Your objective
Nothing may be dropped or altered: reproduce all the data.

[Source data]

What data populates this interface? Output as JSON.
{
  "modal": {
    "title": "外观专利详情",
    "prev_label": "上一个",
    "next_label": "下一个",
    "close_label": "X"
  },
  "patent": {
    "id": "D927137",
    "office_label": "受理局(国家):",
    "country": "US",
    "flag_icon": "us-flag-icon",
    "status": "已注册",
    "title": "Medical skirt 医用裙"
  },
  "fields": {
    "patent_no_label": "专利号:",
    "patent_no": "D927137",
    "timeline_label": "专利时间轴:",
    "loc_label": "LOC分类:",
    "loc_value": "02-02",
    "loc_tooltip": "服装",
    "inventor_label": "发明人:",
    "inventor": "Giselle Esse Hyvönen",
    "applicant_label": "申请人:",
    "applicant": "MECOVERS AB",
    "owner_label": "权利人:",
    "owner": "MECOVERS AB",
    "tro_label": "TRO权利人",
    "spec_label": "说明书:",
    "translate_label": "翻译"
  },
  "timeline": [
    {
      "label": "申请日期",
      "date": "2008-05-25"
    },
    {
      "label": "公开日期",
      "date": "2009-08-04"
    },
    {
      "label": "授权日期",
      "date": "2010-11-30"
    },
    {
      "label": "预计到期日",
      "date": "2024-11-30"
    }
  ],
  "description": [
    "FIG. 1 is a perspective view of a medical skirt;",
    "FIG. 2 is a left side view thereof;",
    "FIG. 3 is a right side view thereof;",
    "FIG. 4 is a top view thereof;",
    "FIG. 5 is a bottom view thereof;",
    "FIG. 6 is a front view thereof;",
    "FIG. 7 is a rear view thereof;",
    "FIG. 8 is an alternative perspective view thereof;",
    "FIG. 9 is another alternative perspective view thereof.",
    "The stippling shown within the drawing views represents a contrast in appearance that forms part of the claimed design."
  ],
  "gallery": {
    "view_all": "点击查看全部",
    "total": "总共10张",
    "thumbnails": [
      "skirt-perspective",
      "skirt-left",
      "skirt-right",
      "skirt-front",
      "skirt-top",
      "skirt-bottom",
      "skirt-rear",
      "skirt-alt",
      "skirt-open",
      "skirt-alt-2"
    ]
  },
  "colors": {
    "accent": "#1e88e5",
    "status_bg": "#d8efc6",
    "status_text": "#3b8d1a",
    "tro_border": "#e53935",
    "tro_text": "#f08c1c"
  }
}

Result
What data populates this interface? Output as JSON.
{
  "modal": {
    "title": "外观专利详情",
    "prev_label": "上一个",
    "next_label": "下一个",
    "close_label": "X"
  },
  "patent": {
    "id": "D927137",
    "office_label": "受理局(国家):",
    "country": "US",
    "flag_icon": "us-flag-icon",
    "status": "已注册",
    "title": "Medical skirt 医用裙"
  },
  "fields": {
    "patent_no_label": "专利号:",
    "patent_no": "D927137",
    "timeline_label": "专利时间轴:",
    "loc_label": "LOC分类:",
    "loc_value": "02-02",
    "loc_tooltip": "服装",
    "inventor_label": "发明人:",
    "inventor": "Giselle Esse Hyvönen",
    "applicant_label": "申请人:",
    "applicant": "MECOVERS AB",
    "owner_label": "权利人:",
    "owner": "MECOVERS AB",
    "tro_label": "TRO权利人",
    "spec_label": "说明书:",
    "translate_label": "翻译"
  },
  "timeline": [
    {
      "label": "申请日期",
      "date": "2008-05-25"
    },
    {
      "label": "公开日期",
      "date": "2009-08-04"
    },
    {
      "label": "授权日期",
      "date": "2010-11-30"
    },
    {
      "label": "预计到期日",
      "date": "2024-11-30"
    }
  ],
  "description": [
    "FIG. 1 is a perspective view of a medical skirt;",
    "FIG. 2 is a left side view thereof;",
    "FIG. 3 is a right side view thereof;",
    "FIG. 4 is a top view thereof;",
    "FIG. 5 is a bottom view thereof;",
    "FIG. 6 is a front view thereof;",
    "FIG. 7 is a rear view thereof;",
    "FIG. 8 is an alternative perspective view thereof;",
    "FIG. 9 is another alternative perspective view thereof.",
    "The stippling shown within the drawing views represents a contrast in appearance that forms part of the claimed design."
  ],
  "gallery": {
    "view_all": "点击查看全部",
    "total": "总共10张",
    "thumbnails": [
      "skirt-perspective",
      "skirt-left",
      "skirt-right",
      "skirt-front",
      "skirt-top",
      "skirt-bottom",
      "skirt-rear",
      "skirt-alt",
      "skirt-open",
      "skirt-alt-2"
    ]
  },
  "colors": {
    "accent": "#1e88e5",
    "status_bg": "#d8efc6",
    "status_text": "#3b8d1a",
    "tro_border": "#e53935",
    "tro_text": "#f08c1c"
  }
}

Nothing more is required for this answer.